_GOAL:_
Give all the lines below again, exactly, with no pictures.

_RECORDS:_
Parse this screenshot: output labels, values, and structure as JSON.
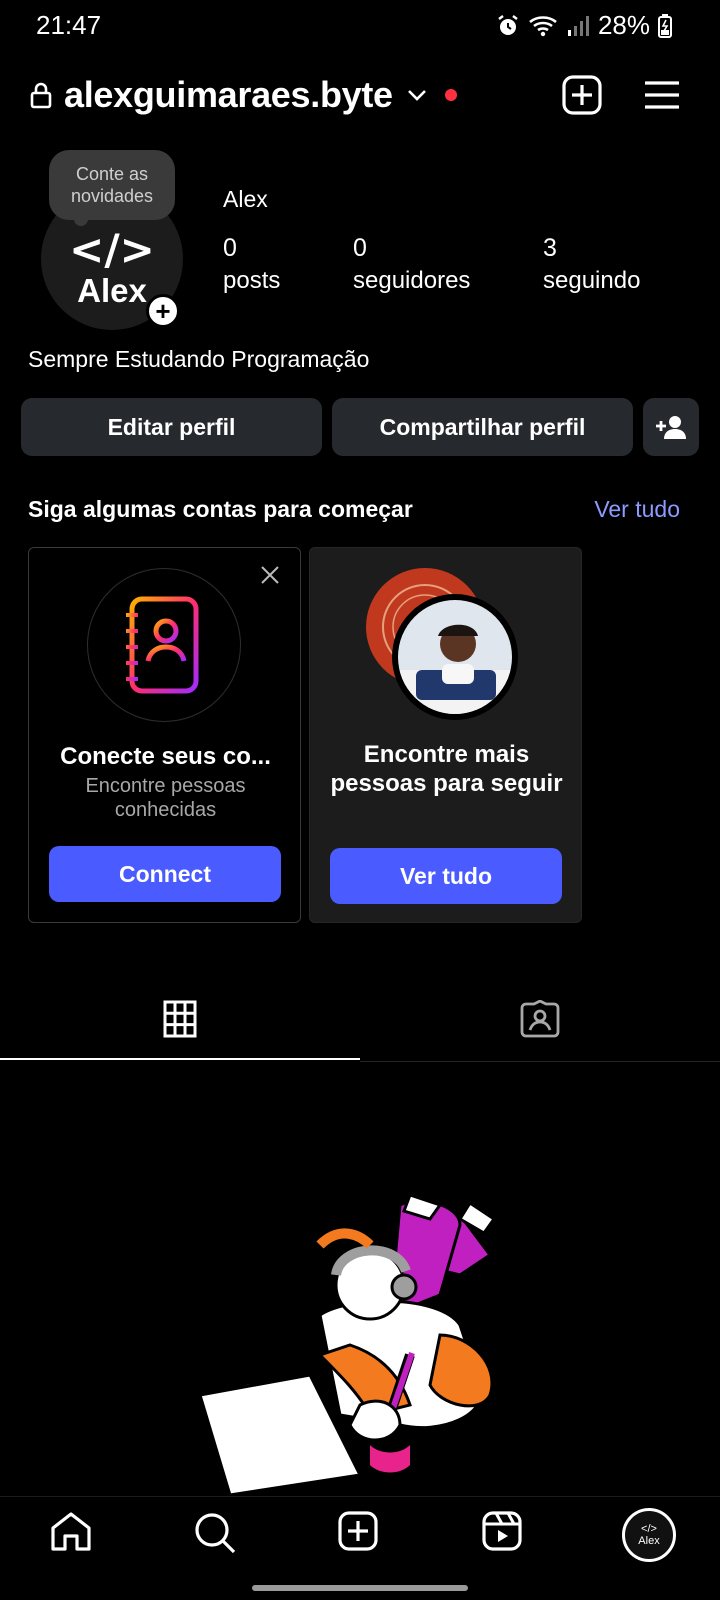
{
  "status_bar": {
    "time": "21:47",
    "battery": "28%"
  },
  "header": {
    "username": "alexguimaraes.byte"
  },
  "profile": {
    "note": "Conte as novidades",
    "avatar_code": "</>",
    "avatar_name": "Alex",
    "name": "Alex",
    "stats": [
      {
        "value": "0",
        "label": "posts"
      },
      {
        "value": "0",
        "label": "seguidores"
      },
      {
        "value": "3",
        "label": "seguindo"
      }
    ],
    "bio": "Sempre Estudando Programação"
  },
  "actions": {
    "edit": "Editar perfil",
    "share": "Compartilhar perfil"
  },
  "suggestions": {
    "title": "Siga algumas contas para começar",
    "see_all": "Ver tudo",
    "cards": [
      {
        "title": "Conecte seus co...",
        "subtitle": "Encontre pessoas conhecidas",
        "button": "Connect"
      },
      {
        "title": "Encontre mais pessoas para seguir",
        "button": "Ver tudo"
      }
    ]
  },
  "nav_avatar": {
    "code": "</>",
    "name": "Alex"
  },
  "colors": {
    "accent": "#4a5cff",
    "link": "#8c9bff",
    "notification": "#ff3040",
    "button_bg": "#262a2e"
  },
  "icons": [
    "lock-icon",
    "chevron-down-icon",
    "new-post-icon",
    "menu-icon",
    "add-person-icon",
    "contacts-book-icon",
    "close-icon",
    "grid-icon",
    "tagged-icon",
    "home-icon",
    "search-icon",
    "create-icon",
    "reels-icon"
  ]
}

_TASK SOLUTION:_
Parse this screenshot: output labels, values, and structure as JSON.
{
  "status_bar": {
    "time": "21:47",
    "battery": "28%"
  },
  "header": {
    "username": "alexguimaraes.byte"
  },
  "profile": {
    "note": "Conte as novidades",
    "avatar_code": "</>",
    "avatar_name": "Alex",
    "name": "Alex",
    "stats": [
      {
        "value": "0",
        "label": "posts"
      },
      {
        "value": "0",
        "label": "seguidores"
      },
      {
        "value": "3",
        "label": "seguindo"
      }
    ],
    "bio": "Sempre Estudando Programação"
  },
  "actions": {
    "edit": "Editar perfil",
    "share": "Compartilhar perfil"
  },
  "suggestions": {
    "title": "Siga algumas contas para começar",
    "see_all": "Ver tudo",
    "cards": [
      {
        "title": "Conecte seus co...",
        "subtitle": "Encontre pessoas conhecidas",
        "button": "Connect"
      },
      {
        "title": "Encontre mais pessoas para seguir",
        "button": "Ver tudo"
      }
    ]
  },
  "nav_avatar": {
    "code": "</>",
    "name": "Alex"
  },
  "colors": {
    "accent": "#4a5cff",
    "link": "#8c9bff",
    "notification": "#ff3040",
    "button_bg": "#262a2e"
  },
  "icons": [
    "lock-icon",
    "chevron-down-icon",
    "new-post-icon",
    "menu-icon",
    "add-person-icon",
    "contacts-book-icon",
    "close-icon",
    "grid-icon",
    "tagged-icon",
    "home-icon",
    "search-icon",
    "create-icon",
    "reels-icon"
  ]
}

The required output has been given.